What you are asked to do:
Collect each line of the material below that contains the string "Bayesian" and copy those lines in full.
START Data shown
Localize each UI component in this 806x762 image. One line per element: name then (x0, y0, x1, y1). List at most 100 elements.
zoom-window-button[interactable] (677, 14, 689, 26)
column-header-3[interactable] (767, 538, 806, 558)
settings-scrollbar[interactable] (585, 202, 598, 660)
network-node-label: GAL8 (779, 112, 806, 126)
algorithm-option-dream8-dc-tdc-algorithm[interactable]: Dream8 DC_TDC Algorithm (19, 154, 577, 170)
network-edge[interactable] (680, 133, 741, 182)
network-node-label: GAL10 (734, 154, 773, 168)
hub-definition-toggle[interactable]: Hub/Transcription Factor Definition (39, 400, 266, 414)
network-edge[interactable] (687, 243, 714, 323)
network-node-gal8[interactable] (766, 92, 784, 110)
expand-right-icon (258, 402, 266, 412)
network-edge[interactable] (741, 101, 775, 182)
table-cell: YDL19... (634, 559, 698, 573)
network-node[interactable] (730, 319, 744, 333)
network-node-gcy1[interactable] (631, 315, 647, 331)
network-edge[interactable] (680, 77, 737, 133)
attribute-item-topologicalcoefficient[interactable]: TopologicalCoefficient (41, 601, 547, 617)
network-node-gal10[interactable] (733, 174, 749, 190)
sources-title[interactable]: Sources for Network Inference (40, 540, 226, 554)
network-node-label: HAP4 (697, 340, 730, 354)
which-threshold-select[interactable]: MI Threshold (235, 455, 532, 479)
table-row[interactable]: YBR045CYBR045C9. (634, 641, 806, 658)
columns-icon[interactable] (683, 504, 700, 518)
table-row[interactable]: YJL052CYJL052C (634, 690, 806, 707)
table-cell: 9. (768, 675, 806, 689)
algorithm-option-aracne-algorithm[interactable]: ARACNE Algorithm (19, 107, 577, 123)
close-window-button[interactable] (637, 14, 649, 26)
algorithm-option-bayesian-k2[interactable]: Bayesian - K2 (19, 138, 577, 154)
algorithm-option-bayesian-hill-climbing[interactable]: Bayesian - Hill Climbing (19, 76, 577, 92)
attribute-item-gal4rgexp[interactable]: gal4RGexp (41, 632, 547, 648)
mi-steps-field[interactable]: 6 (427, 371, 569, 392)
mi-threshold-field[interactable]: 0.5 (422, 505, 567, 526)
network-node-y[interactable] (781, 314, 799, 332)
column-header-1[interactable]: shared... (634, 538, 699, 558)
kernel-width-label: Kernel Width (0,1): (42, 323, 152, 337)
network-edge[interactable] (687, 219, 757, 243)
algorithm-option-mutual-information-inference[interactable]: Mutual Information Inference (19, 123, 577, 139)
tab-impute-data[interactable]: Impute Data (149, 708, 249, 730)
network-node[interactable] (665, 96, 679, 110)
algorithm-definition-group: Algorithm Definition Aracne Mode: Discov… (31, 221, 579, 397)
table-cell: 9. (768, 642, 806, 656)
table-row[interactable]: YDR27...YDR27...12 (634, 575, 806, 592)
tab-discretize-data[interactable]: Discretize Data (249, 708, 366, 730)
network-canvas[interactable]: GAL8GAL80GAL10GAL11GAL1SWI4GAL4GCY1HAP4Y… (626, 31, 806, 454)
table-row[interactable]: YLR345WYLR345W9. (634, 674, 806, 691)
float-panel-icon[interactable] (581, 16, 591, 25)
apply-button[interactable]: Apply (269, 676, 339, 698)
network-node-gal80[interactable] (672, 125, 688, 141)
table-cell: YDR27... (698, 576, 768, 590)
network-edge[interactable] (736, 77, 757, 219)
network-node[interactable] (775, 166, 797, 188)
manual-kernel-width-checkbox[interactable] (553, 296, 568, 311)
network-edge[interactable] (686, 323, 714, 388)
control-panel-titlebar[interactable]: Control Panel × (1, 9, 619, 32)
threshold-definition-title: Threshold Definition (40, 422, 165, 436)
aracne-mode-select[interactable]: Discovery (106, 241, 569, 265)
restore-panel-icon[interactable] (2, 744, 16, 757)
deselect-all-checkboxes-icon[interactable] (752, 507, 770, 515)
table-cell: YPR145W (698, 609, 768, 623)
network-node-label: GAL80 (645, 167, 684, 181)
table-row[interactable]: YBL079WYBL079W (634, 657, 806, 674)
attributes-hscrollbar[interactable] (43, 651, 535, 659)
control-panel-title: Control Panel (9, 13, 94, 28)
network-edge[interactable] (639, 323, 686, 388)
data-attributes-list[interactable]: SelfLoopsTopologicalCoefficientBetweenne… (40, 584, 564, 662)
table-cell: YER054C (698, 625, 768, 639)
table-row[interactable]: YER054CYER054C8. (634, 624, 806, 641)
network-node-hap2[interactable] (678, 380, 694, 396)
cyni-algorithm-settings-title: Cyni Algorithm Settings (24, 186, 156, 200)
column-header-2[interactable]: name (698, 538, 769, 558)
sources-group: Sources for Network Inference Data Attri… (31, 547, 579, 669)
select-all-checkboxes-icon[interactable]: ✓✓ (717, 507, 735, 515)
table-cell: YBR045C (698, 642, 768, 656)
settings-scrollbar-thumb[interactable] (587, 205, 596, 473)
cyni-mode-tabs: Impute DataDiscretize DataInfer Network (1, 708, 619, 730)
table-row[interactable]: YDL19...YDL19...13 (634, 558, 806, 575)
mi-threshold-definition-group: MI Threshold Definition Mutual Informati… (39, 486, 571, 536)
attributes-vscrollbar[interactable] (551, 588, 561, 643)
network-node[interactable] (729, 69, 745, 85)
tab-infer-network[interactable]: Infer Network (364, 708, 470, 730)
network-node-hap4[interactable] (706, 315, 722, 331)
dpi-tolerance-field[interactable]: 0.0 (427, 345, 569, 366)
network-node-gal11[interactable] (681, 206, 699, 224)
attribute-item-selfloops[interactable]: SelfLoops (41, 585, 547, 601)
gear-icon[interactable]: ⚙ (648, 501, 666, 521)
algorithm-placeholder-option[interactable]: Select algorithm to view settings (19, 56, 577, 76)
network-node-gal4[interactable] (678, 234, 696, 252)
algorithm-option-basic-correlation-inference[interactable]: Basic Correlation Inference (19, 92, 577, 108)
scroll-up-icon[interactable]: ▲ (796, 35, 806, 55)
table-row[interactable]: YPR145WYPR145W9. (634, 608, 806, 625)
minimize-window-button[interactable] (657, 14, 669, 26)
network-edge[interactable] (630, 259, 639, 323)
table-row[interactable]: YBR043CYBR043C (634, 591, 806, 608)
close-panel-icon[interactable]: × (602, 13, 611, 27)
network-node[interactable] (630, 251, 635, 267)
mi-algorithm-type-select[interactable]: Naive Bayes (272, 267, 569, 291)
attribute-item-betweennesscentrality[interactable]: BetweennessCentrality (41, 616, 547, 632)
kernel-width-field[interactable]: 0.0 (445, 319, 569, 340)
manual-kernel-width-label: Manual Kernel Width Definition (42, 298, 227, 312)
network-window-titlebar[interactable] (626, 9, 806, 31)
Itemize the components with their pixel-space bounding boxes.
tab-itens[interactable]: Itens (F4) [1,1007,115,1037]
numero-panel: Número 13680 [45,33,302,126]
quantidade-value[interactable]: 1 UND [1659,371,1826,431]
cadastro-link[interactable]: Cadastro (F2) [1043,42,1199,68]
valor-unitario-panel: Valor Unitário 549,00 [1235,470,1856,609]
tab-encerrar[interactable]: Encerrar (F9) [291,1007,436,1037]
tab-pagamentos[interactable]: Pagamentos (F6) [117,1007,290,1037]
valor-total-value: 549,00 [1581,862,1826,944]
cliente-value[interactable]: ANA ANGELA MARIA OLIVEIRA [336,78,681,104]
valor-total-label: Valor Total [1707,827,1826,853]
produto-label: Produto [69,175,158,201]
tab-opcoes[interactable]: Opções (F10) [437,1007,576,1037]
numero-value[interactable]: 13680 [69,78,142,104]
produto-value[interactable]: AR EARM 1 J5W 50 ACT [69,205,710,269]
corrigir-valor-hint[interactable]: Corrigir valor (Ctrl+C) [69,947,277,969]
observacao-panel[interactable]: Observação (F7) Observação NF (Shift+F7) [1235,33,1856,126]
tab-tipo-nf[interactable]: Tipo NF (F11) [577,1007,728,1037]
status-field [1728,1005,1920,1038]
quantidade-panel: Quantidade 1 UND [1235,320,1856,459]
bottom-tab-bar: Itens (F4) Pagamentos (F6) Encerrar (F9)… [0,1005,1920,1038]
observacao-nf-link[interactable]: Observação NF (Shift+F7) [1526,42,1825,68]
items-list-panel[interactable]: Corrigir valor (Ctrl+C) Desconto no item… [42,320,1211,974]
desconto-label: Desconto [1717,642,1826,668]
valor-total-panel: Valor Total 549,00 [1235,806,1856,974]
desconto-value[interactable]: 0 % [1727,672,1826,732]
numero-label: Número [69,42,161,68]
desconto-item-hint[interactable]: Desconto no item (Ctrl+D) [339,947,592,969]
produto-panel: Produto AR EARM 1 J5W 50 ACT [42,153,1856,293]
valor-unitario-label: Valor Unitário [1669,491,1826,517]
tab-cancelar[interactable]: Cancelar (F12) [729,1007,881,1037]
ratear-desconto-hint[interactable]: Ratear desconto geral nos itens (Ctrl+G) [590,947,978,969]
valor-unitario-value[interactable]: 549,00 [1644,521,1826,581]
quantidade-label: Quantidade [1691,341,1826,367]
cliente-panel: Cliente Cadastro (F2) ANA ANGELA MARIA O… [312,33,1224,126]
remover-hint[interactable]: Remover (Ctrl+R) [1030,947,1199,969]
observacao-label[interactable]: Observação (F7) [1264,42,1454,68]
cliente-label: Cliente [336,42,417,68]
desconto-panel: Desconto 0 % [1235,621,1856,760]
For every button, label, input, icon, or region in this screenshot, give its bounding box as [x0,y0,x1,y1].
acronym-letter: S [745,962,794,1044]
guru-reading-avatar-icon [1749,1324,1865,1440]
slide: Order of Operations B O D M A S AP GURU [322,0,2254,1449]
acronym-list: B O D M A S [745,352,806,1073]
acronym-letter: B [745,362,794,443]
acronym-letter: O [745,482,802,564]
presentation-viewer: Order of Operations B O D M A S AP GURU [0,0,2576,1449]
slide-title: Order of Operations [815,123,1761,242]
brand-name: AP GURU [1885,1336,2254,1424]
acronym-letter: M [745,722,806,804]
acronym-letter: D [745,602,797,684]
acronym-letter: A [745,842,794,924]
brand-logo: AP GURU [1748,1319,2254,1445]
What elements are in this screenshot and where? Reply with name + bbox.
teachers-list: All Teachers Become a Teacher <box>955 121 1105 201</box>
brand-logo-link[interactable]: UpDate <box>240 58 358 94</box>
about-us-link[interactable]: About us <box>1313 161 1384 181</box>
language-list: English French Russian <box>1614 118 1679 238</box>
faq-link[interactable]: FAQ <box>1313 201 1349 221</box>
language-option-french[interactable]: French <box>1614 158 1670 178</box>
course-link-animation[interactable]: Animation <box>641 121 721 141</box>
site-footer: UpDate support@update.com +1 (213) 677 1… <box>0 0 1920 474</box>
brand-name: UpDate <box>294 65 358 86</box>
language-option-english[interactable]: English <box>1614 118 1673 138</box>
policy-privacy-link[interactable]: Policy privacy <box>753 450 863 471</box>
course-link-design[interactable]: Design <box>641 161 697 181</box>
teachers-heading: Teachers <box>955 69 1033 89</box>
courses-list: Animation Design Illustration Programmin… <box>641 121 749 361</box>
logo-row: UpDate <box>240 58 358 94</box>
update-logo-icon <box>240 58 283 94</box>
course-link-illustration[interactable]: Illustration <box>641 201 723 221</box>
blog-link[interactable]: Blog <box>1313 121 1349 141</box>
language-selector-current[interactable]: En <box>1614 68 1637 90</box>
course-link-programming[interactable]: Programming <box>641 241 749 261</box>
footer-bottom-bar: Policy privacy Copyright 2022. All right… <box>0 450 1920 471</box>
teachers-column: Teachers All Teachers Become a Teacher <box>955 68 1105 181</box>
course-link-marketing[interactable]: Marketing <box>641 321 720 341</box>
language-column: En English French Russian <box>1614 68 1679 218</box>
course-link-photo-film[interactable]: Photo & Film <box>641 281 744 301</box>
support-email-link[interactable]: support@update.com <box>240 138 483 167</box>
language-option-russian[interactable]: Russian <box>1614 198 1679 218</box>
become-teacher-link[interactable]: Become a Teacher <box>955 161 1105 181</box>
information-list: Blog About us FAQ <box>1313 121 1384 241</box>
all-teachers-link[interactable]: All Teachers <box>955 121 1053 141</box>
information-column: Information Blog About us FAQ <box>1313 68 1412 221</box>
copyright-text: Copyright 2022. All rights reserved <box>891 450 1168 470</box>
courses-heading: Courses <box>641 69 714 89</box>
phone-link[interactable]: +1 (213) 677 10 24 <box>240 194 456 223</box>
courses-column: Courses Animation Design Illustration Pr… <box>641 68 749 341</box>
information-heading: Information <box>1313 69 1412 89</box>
END Data shown
The reply:
algorithm-option-bayesian-k2[interactable]: Bayesian - K2 (19, 138, 577, 154)
algorithm-option-bayesian-hill-climbing[interactable]: Bayesian - Hill Climbing (19, 76, 577, 92)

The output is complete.